#### [Set task]
Transcribe all of the records word for word, but omit the pictures.

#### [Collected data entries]
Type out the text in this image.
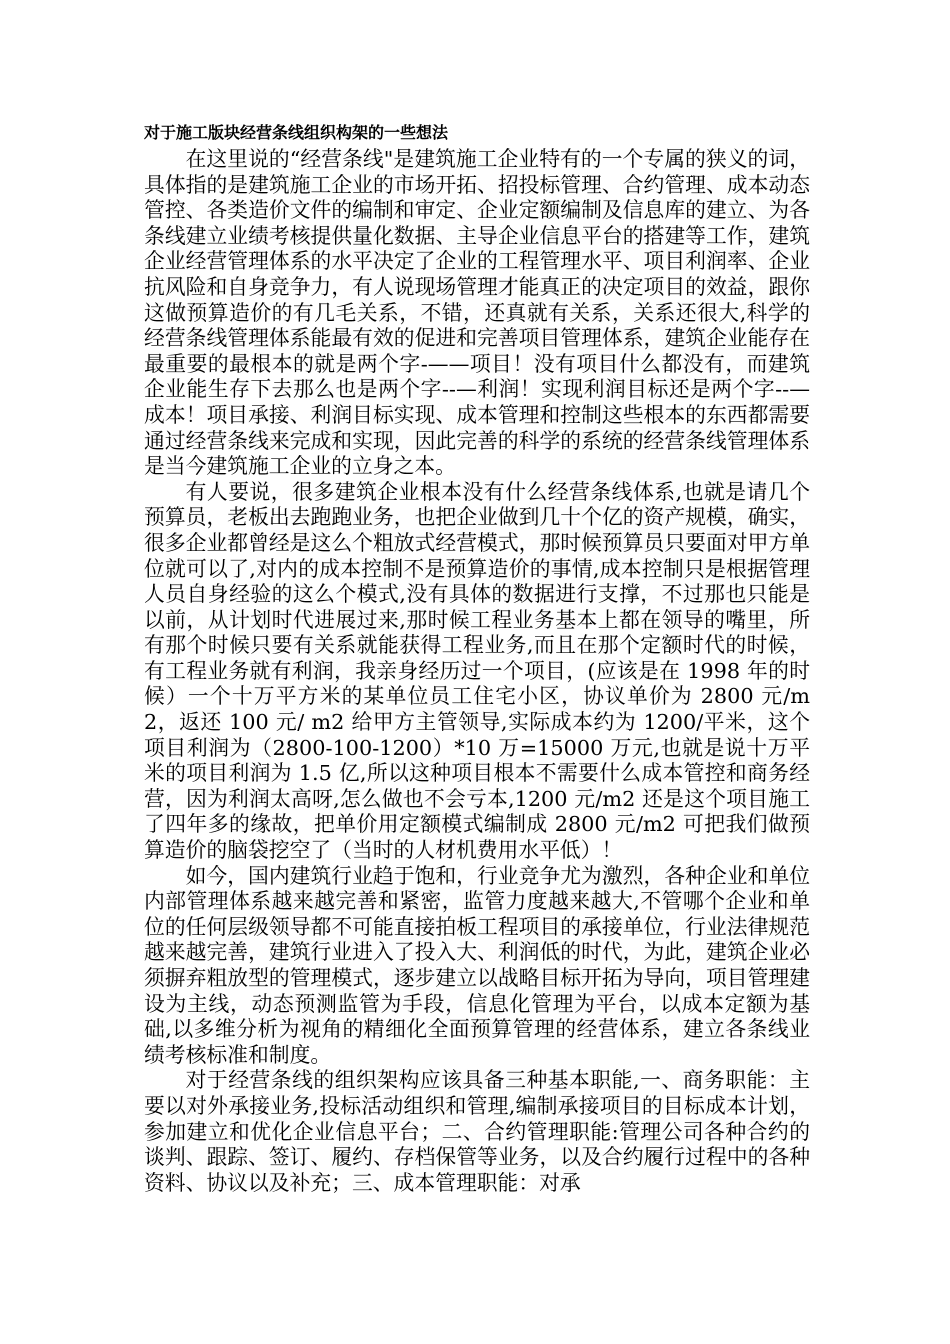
对于施工版块经营条线组织构架的一些想法

在这里说的“经营条线"是建筑施工企业特有的一个专属的狭义的词，具体指的是建筑施工企业的市场开拓、招投标管理、合约管理、成本动态管控、各类造价文件的编制和审定、企业定额编制及信息库的建立、为各条线建立业绩考核提供量化数据、主导企业信息平台的搭建等工作，建筑企业经营管理体系的水平决定了企业的工程管理水平、项目利润率、企业抗风险和自身竞争力，有人说现场管理才能真正的决定项目的效益，跟你这做预算造价的有几毛关系，不错，还真就有关系，关系还很大,科学的经营条线管理体系能最有效的促进和完善项目管理体系，建筑企业能存在最重要的最根本的就是两个字-——项目！没有项目什么都没有，而建筑企业能生存下去那么也是两个字--—利润！实现利润目标还是两个字--—成本！项目承接、利润目标实现、成本管理和控制这些根本的东西都需要通过经营条线来完成和实现，因此完善的科学的系统的经营条线管理体系是当今建筑施工企业的立身之本。

有人要说，很多建筑企业根本没有什么经营条线体系,也就是请几个预算员，老板出去跑跑业务，也把企业做到几十个亿的资产规模，确实，很多企业都曾经是这么个粗放式经营模式，那时候预算员只要面对甲方单位就可以了,对内的成本控制不是预算造价的事情,成本控制只是根据管理人员自身经验的这么个模式,没有具体的数据进行支撑，不过那也只能是以前，从计划时代进展过来,那时候工程业务基本上都在领导的嘴里，所有那个时候只要有关系就能获得工程业务,而且在那个定额时代的时候，有工程业务就有利润，我亲身经历过一个项目，(应该是在 1998 年的时候）一个十万平方米的某单位员工住宅小区，协议单价为 2800 元/m2，返还 100 元/ m2 给甲方主管领导,实际成本约为 1200/平米，这个项目利润为（2800-100-1200）*10 万=15000 万元,也就是说十万平米的项目利润为 1.5 亿,所以这种项目根本不需要什么成本管控和商务经营，因为利润太高呀,怎么做也不会亏本,1200 元/m2 还是这个项目施工了四年多的缘故，把单价用定额模式编制成 2800 元/m2 可把我们做预算造价的脑袋挖空了（当时的人材机费用水平低）！

如今，国内建筑行业趋于饱和，行业竞争尤为激烈，各种企业和单位内部管理体系越来越完善和紧密，监管力度越来越大,不管哪个企业和单位的任何层级领导都不可能直接拍板工程项目的承接单位，行业法律规范越来越完善，建筑行业进入了投入大、利润低的时代，为此，建筑企业必须摒弃粗放型的管理模式，逐步建立以战略目标开拓为导向，项目管理建设为主线，动态预测监管为手段，信息化管理为平台，以成本定额为基础,以多维分析为视角的精细化全面预算管理的经营体系，建立各条线业绩考核标准和制度。

对于经营条线的组织架构应该具备三种基本职能,一、商务职能：主要以对外承接业务,投标活动组织和管理,编制承接项目的目标成本计划，参加建立和优化企业信息平台；二、合约管理职能:管理公司各种合约的谈判、跟踪、签订、履约、存档保管等业务，以及合约履行过程中的各种资料、协议以及补充；三、成本管理职能：对承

#### [Task answer]
Type out the text in this image.
对于施工版块经营条线组织构架的一些想法

在这里说的“经营条线"是建筑施工企业特有的一个专属的狭义的词，具体指的是建筑施工企业的市场开拓、招投标管理、合约管理、成本动态管控、各类造价文件的编制和审定、企业定额编制及信息库的建立、为各条线建立业绩考核提供量化数据、主导企业信息平台的搭建等工作，建筑企业经营管理体系的水平决定了企业的工程管理水平、项目利润率、企业抗风险和自身竞争力，有人说现场管理才能真正的决定项目的效益，跟你这做预算造价的有几毛关系，不错，还真就有关系，关系还很大,科学的经营条线管理体系能最有效的促进和完善项目管理体系，建筑企业能存在最重要的最根本的就是两个字-——项目！没有项目什么都没有，而建筑企业能生存下去那么也是两个字--—利润！实现利润目标还是两个字--—成本！项目承接、利润目标实现、成本管理和控制这些根本的东西都需要通过经营条线来完成和实现，因此完善的科学的系统的经营条线管理体系是当今建筑施工企业的立身之本。

有人要说，很多建筑企业根本没有什么经营条线体系,也就是请几个预算员，老板出去跑跑业务，也把企业做到几十个亿的资产规模，确实，很多企业都曾经是这么个粗放式经营模式，那时候预算员只要面对甲方单位就可以了,对内的成本控制不是预算造价的事情,成本控制只是根据管理人员自身经验的这么个模式,没有具体的数据进行支撑，不过那也只能是以前，从计划时代进展过来,那时候工程业务基本上都在领导的嘴里，所有那个时候只要有关系就能获得工程业务,而且在那个定额时代的时候，有工程业务就有利润，我亲身经历过一个项目，(应该是在 1998 年的时候）一个十万平方米的某单位员工住宅小区，协议单价为 2800 元/m2，返还 100 元/ m2 给甲方主管领导,实际成本约为 1200/平米，这个项目利润为（2800-100-1200）*10 万=15000 万元,也就是说十万平米的项目利润为 1.5 亿,所以这种项目根本不需要什么成本管控和商务经营，因为利润太高呀,怎么做也不会亏本,1200 元/m2 还是这个项目施工了四年多的缘故，把单价用定额模式编制成 2800 元/m2 可把我们做预算造价的脑袋挖空了（当时的人材机费用水平低）！

如今，国内建筑行业趋于饱和，行业竞争尤为激烈，各种企业和单位内部管理体系越来越完善和紧密，监管力度越来越大,不管哪个企业和单位的任何层级领导都不可能直接拍板工程项目的承接单位，行业法律规范越来越完善，建筑行业进入了投入大、利润低的时代，为此，建筑企业必须摒弃粗放型的管理模式，逐步建立以战略目标开拓为导向，项目管理建设为主线，动态预测监管为手段，信息化管理为平台，以成本定额为基础,以多维分析为视角的精细化全面预算管理的经营体系，建立各条线业绩考核标准和制度。

对于经营条线的组织架构应该具备三种基本职能,一、商务职能：主要以对外承接业务,投标活动组织和管理,编制承接项目的目标成本计划，参加建立和优化企业信息平台；二、合约管理职能:管理公司各种合约的谈判、跟踪、签订、履约、存档保管等业务，以及合约履行过程中的各种资料、协议以及补充；三、成本管理职能：对承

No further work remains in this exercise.